(Dataset listings of figures)
•••••

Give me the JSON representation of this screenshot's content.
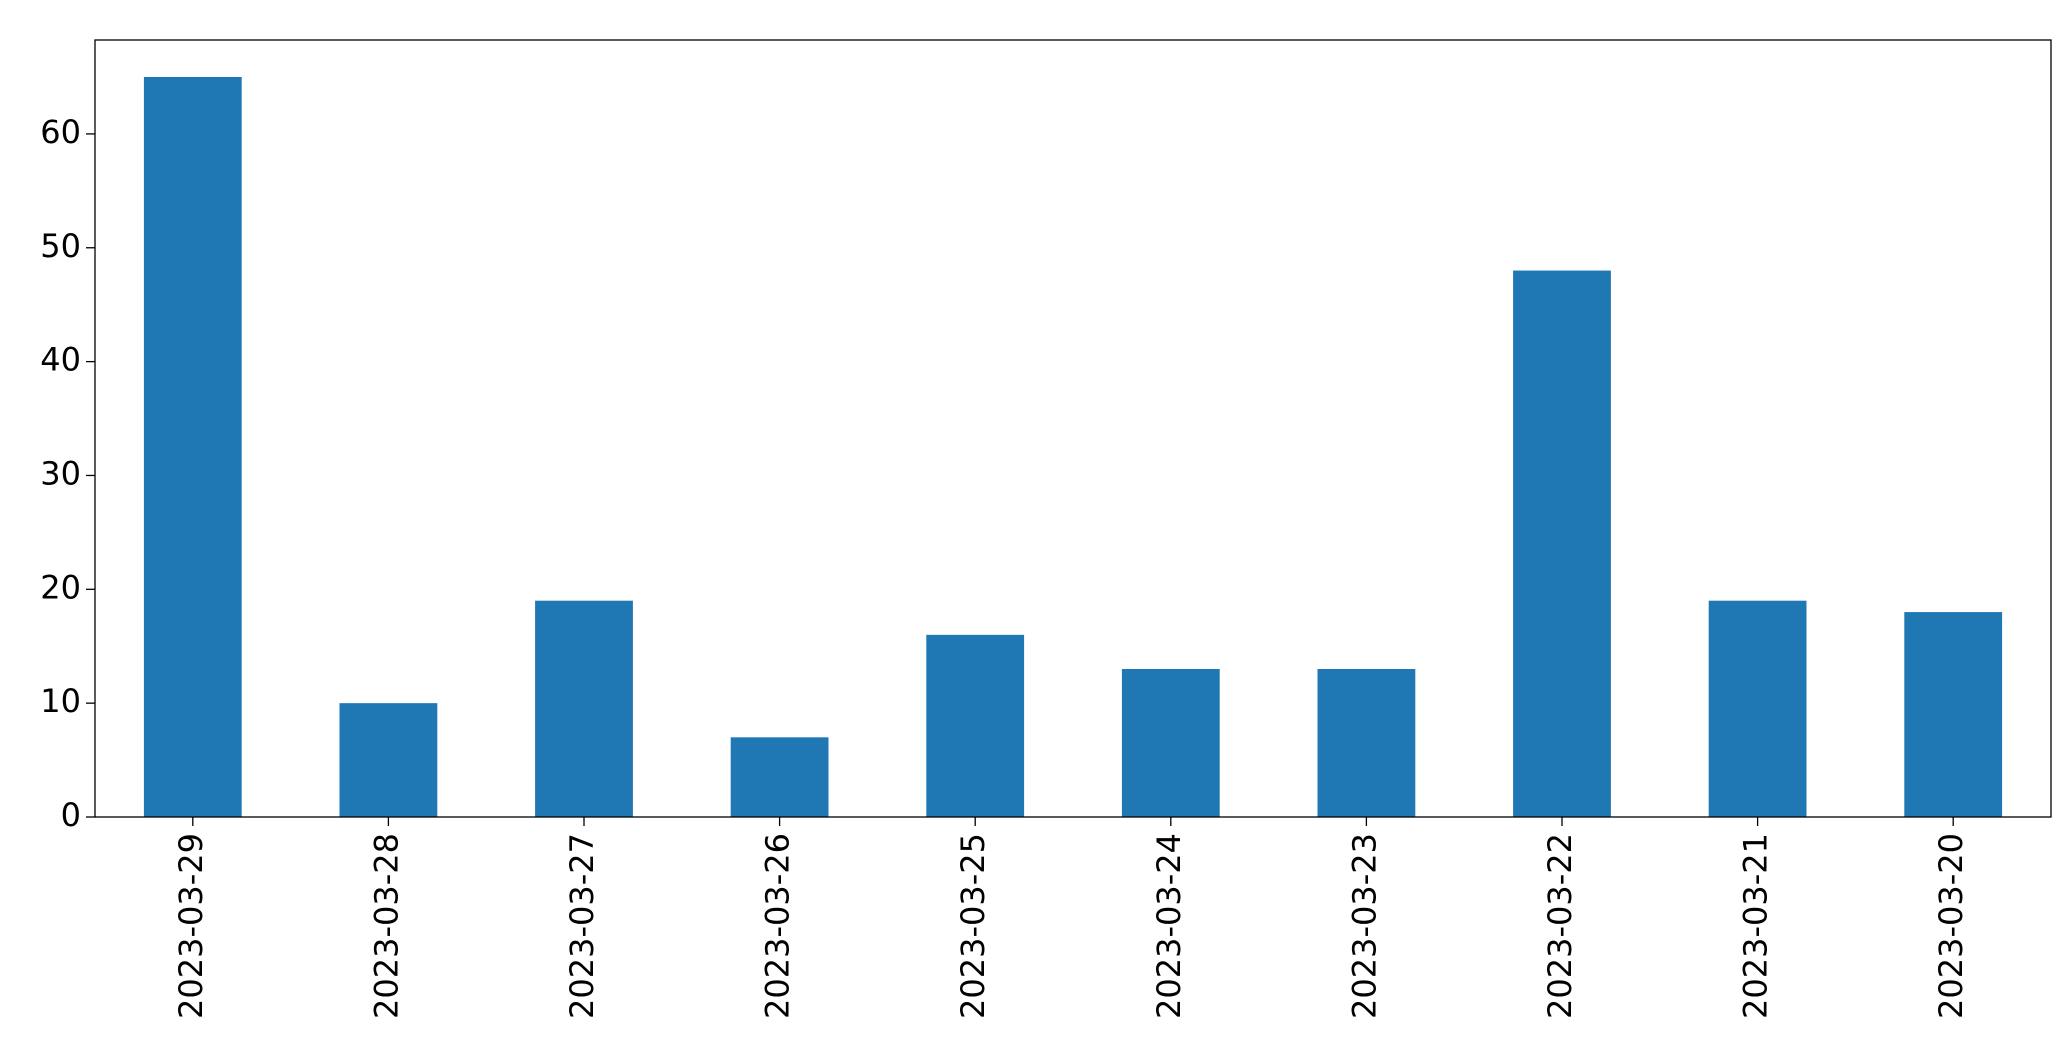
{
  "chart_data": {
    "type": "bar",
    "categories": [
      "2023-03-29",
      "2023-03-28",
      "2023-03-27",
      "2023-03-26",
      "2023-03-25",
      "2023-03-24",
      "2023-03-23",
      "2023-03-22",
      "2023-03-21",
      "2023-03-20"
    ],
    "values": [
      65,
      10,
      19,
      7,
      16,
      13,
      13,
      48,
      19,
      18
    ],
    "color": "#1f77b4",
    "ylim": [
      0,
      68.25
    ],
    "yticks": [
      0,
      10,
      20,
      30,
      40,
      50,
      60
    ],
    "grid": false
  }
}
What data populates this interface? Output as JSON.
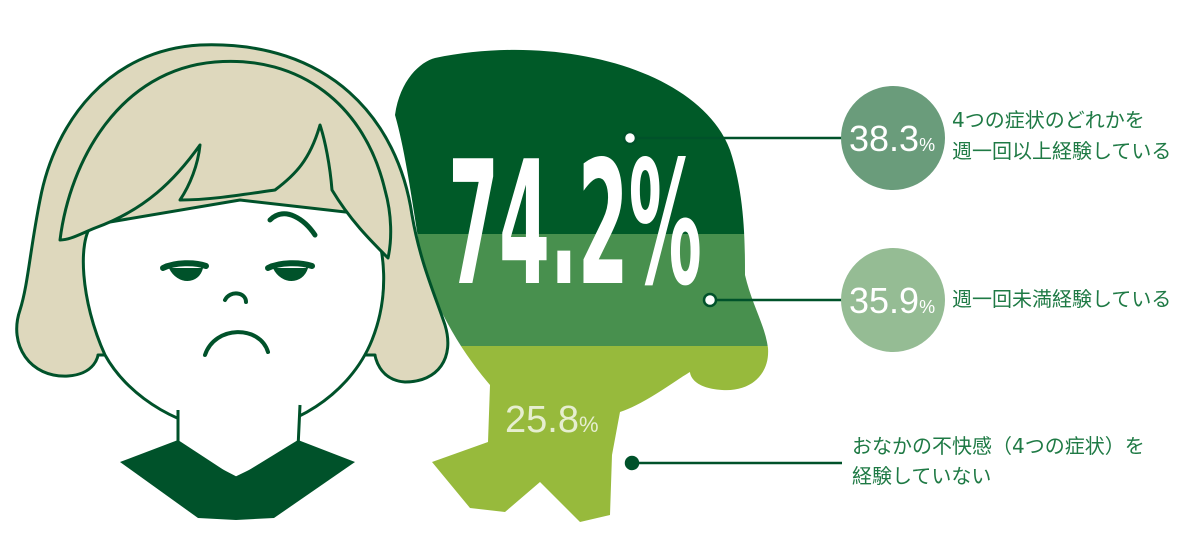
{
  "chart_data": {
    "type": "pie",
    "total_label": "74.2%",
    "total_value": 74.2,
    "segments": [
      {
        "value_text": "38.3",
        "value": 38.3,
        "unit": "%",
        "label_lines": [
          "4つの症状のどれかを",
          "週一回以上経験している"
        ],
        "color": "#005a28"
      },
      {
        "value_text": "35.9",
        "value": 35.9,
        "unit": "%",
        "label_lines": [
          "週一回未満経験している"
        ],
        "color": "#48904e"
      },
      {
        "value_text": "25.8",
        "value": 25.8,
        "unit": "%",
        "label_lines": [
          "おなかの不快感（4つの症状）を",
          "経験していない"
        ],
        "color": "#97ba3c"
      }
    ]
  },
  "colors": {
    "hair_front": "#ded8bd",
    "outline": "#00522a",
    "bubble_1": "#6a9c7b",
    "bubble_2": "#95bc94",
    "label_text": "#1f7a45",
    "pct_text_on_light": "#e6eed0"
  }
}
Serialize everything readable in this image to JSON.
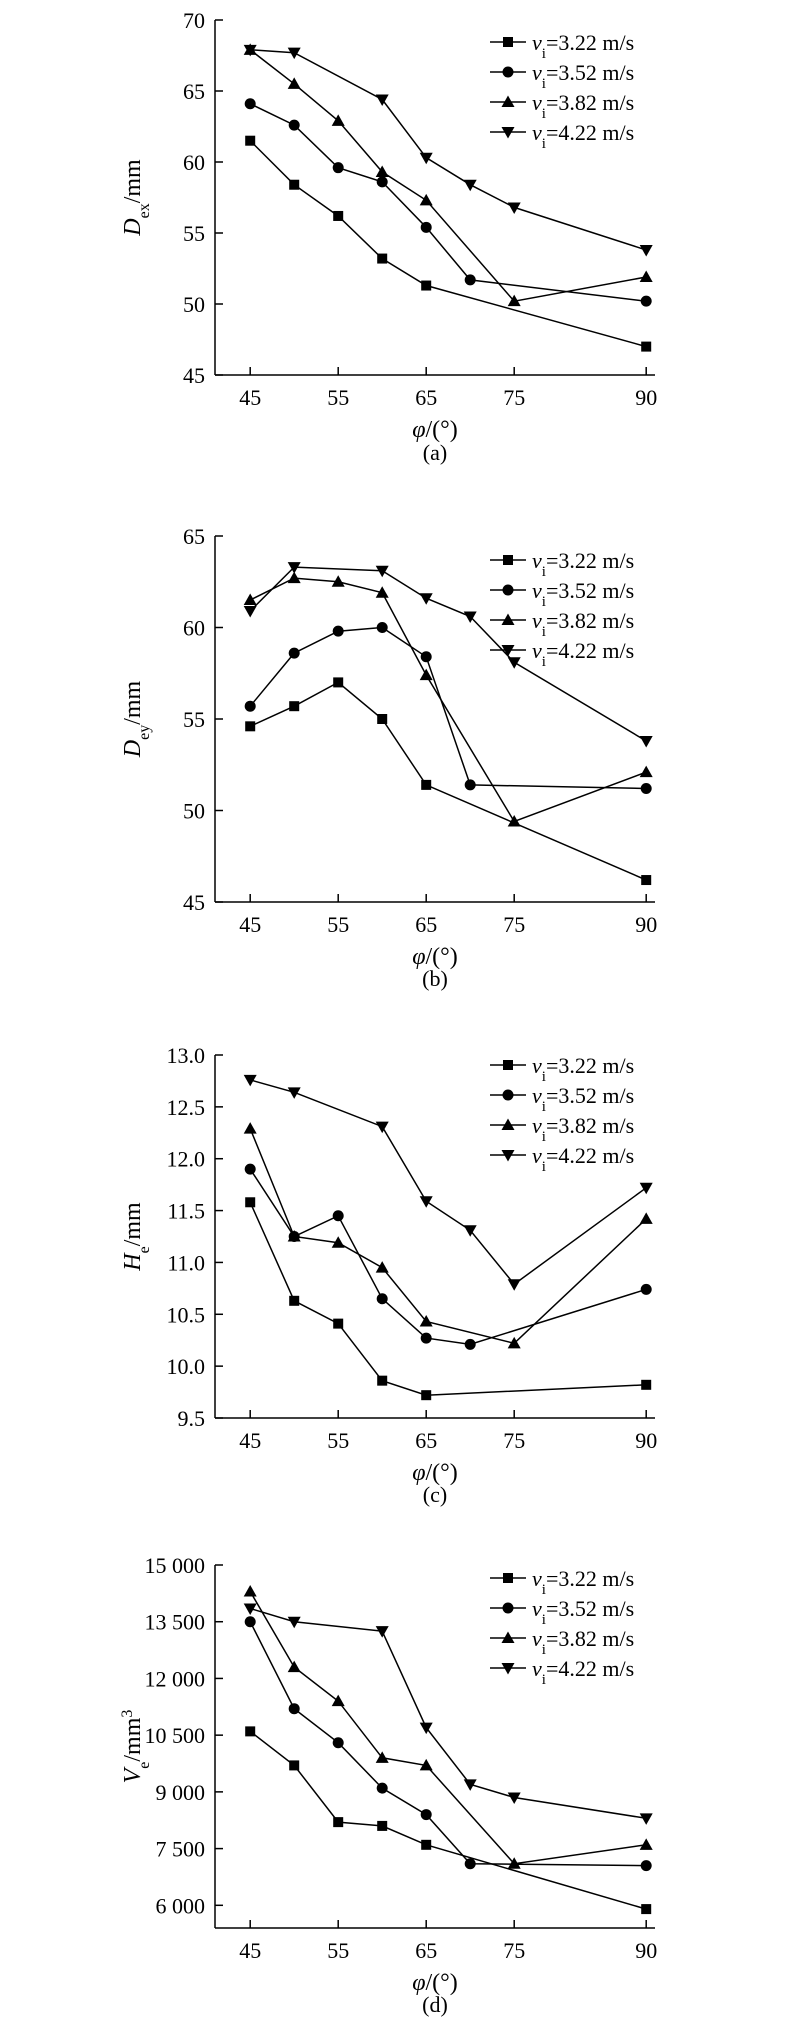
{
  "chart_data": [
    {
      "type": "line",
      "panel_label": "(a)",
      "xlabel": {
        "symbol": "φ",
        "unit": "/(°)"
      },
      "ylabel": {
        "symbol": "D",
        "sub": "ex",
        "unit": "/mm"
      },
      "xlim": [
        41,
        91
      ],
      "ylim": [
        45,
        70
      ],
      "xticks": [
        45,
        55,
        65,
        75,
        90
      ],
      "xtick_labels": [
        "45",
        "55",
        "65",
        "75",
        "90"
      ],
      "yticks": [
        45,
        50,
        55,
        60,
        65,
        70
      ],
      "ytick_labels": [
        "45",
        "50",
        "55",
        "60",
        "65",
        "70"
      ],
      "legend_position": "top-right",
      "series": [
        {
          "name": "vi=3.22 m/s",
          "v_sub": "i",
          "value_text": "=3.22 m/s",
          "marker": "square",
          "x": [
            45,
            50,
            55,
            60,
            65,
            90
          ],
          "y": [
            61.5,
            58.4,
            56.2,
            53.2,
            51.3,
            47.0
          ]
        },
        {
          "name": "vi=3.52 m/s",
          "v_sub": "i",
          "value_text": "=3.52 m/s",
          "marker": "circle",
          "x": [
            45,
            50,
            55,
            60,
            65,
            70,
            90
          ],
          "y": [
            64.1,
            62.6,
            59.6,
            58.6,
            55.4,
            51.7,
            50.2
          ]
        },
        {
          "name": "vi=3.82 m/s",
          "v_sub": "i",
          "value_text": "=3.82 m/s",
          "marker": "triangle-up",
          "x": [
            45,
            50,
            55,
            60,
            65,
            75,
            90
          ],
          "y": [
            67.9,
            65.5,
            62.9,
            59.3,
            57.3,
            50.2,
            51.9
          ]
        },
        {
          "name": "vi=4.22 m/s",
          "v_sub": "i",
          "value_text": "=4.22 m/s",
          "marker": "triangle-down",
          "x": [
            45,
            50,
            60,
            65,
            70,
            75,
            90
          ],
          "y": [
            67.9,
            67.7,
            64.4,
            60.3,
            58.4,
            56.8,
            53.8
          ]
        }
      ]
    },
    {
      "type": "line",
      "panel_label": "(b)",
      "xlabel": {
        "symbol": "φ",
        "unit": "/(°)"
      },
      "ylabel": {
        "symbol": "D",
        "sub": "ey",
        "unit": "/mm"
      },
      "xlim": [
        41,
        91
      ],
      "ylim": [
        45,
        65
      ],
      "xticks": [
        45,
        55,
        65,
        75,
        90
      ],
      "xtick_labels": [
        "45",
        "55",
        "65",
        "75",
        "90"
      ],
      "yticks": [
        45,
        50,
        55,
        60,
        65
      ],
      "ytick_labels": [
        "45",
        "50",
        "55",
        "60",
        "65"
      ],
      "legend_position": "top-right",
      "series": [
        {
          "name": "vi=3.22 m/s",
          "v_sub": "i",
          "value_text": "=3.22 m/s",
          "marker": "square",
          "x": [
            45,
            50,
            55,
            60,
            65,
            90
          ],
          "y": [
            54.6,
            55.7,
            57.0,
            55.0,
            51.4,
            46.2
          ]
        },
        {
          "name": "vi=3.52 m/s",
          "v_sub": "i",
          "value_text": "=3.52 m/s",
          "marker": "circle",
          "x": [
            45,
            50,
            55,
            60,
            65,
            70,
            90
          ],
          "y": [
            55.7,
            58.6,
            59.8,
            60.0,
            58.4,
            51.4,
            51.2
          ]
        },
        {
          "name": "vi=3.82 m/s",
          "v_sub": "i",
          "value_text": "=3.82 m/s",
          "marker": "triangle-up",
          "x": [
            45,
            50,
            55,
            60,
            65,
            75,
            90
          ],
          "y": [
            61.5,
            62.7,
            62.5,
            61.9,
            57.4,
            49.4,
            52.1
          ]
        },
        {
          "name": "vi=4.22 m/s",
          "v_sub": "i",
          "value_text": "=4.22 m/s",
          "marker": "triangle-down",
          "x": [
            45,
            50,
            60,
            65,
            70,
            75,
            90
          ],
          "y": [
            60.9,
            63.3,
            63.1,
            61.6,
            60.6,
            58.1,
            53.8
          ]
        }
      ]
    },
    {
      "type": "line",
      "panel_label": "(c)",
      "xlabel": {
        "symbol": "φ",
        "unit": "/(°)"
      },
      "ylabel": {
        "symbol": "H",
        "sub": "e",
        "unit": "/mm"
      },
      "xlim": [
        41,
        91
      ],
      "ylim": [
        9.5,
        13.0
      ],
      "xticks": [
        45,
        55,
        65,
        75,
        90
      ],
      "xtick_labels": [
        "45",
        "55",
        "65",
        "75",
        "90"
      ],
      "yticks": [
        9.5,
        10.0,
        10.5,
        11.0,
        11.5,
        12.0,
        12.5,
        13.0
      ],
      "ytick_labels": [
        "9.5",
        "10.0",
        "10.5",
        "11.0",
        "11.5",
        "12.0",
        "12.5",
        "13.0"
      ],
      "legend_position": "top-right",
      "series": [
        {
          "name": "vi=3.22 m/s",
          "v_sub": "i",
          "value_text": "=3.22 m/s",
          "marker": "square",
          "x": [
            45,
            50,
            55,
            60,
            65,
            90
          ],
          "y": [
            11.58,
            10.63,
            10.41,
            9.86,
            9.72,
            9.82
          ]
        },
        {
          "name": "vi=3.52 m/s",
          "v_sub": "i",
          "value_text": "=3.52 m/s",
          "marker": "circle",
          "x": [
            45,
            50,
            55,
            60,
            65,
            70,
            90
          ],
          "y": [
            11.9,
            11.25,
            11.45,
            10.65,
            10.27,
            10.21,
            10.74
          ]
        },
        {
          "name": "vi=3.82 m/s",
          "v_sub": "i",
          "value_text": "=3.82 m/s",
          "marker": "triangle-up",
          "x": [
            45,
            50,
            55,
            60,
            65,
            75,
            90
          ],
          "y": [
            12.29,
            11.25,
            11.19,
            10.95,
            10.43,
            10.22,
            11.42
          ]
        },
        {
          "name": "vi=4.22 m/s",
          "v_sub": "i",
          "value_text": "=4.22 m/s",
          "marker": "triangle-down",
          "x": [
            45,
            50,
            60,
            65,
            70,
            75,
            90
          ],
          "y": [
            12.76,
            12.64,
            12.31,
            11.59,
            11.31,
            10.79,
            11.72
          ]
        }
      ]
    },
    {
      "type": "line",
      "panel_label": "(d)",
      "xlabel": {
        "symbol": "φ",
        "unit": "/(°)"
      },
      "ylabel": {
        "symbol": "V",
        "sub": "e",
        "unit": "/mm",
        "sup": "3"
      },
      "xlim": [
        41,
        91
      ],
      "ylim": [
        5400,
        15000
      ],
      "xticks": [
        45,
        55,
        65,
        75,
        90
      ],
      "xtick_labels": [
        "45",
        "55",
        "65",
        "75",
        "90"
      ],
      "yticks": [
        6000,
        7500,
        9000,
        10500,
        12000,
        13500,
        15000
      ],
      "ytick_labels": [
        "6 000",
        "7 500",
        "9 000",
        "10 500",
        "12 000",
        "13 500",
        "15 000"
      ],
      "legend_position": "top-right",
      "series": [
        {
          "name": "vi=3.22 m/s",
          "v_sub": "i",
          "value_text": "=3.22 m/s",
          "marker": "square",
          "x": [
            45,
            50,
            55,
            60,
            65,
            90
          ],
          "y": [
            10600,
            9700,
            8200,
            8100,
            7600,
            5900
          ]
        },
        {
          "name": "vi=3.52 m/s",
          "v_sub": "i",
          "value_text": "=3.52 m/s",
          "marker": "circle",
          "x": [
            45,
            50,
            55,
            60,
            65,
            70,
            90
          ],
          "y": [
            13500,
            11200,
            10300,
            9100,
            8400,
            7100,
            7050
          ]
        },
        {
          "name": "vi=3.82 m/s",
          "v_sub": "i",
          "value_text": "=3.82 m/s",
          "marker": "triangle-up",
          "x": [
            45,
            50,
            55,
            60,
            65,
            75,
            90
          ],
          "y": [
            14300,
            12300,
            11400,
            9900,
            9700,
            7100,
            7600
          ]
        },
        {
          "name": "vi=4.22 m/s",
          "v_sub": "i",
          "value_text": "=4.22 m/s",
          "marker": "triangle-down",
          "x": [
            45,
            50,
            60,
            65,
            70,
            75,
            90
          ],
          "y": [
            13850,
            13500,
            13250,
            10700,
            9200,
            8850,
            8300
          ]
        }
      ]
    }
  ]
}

•••••

Brief
Return only the number of lines in the data above that include the word "JSON".

Answer to the exercise
3